• **WHAT IS BEING ASKED**:
Copy out the entries from the very first line down through the line containing "row-number: 5.1. [83, 231, 110, 381]", both ends included, and nothing beyond that.
== RECORDS SHOWN ==
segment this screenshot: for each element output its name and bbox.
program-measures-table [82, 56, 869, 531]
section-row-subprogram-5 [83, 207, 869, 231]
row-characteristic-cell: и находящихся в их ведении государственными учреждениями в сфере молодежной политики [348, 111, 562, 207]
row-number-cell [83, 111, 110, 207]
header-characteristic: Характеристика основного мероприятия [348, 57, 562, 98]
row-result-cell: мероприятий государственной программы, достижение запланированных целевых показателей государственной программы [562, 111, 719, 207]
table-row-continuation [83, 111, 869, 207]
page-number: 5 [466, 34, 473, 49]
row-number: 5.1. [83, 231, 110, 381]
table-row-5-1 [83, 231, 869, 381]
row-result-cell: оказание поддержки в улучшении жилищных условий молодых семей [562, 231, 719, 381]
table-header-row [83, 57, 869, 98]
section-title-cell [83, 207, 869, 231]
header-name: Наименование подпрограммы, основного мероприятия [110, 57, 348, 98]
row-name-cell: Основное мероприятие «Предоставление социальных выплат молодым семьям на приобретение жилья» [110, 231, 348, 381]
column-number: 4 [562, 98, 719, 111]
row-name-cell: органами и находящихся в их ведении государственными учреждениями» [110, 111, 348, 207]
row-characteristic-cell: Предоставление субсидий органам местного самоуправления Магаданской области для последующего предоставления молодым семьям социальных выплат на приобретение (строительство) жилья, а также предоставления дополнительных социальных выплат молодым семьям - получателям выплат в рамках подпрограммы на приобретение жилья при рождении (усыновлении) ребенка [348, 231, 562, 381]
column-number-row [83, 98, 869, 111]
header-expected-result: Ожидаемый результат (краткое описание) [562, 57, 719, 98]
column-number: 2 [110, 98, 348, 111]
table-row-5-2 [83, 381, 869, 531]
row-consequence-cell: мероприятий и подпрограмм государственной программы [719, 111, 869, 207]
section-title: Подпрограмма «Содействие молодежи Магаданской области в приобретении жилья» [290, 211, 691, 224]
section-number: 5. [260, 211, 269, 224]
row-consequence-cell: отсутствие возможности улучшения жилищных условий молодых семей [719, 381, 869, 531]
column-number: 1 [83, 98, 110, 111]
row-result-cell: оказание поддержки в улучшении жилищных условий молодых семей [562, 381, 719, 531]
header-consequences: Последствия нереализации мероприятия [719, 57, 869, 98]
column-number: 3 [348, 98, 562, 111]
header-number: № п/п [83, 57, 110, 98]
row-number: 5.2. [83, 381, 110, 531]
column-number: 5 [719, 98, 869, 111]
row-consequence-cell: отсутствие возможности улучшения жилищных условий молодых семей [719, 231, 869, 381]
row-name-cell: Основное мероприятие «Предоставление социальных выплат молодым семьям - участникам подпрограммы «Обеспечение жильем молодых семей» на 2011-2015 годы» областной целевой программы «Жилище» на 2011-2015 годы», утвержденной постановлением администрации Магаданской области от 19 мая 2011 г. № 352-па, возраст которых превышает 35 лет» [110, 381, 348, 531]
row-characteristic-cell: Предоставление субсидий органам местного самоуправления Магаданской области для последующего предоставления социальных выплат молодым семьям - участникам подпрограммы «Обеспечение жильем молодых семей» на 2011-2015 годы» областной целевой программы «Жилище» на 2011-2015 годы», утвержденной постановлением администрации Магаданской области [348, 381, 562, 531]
===
• **ANSWER TO THIS EXERCISE**:
segment this screenshot: for each element output its name and bbox.
program-measures-table [82, 56, 869, 531]
section-row-subprogram-5 [83, 207, 869, 231]
row-characteristic-cell: и находящихся в их ведении государственными учреждениями в сфере молодежной политики [348, 111, 562, 207]
row-number-cell [83, 111, 110, 207]
header-characteristic: Характеристика основного мероприятия [348, 57, 562, 98]
row-result-cell: мероприятий государственной программы, достижение запланированных целевых показателей государственной программы [562, 111, 719, 207]
table-row-continuation [83, 111, 869, 207]
page-number: 5 [466, 34, 473, 49]
row-number: 5.1. [83, 231, 110, 381]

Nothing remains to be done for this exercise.